Provided data>

▼

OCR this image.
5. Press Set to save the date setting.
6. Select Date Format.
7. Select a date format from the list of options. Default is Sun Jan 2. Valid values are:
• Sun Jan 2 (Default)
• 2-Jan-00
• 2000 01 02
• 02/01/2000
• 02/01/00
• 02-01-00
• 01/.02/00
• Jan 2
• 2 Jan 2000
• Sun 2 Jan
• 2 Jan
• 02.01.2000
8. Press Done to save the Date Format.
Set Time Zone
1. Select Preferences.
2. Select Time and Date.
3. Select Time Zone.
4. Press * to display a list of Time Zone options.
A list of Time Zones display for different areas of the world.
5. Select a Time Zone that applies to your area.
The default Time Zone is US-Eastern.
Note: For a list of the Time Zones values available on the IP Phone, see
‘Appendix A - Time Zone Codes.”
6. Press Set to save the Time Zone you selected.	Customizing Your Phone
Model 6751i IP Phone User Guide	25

▲
▼

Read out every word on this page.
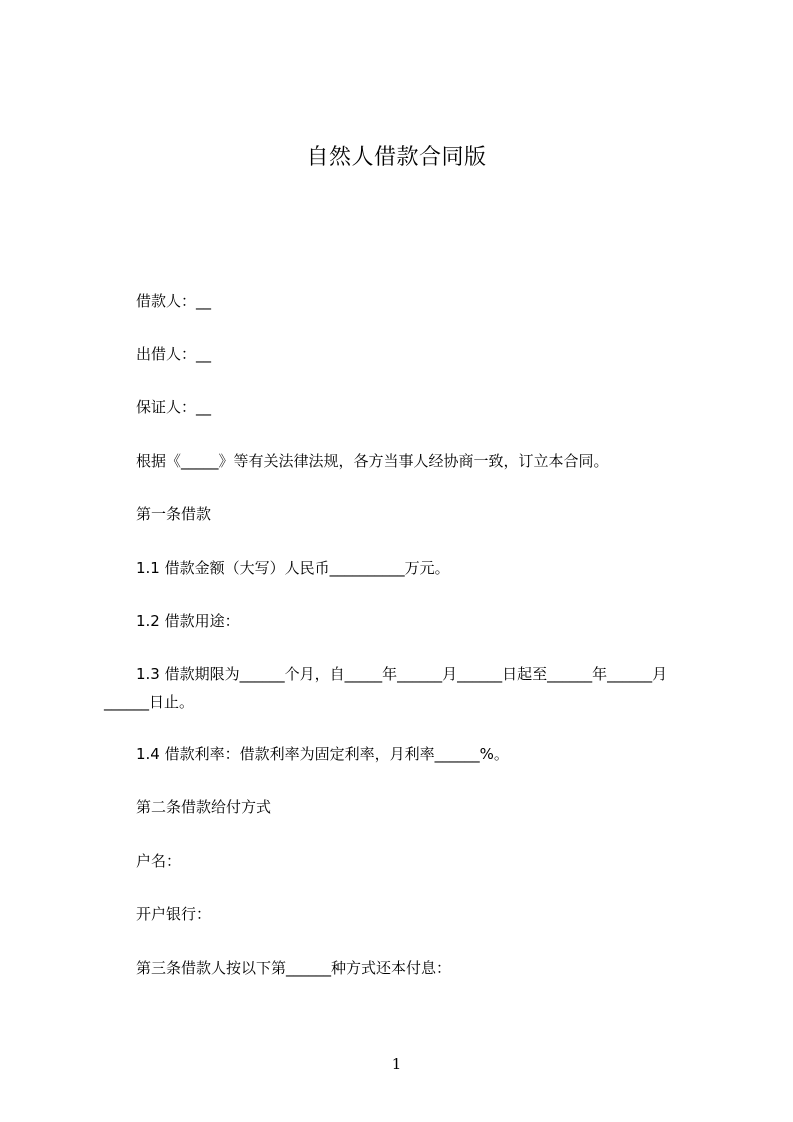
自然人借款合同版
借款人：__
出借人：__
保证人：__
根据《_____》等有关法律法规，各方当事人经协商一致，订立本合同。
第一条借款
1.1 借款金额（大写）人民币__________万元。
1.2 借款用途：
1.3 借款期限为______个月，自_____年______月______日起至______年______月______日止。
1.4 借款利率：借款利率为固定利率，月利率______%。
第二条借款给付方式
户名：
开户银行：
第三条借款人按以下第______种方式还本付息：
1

▲

Reproduce every line of the listing above in which the string "Press" appears.

5. Press Set to save the date setting.
8. Press Done to save the Date Format.
4. Press * to display a list of Time Zone options.
6. Press Set to save the Time Zone you selected.	Customizing Your Phone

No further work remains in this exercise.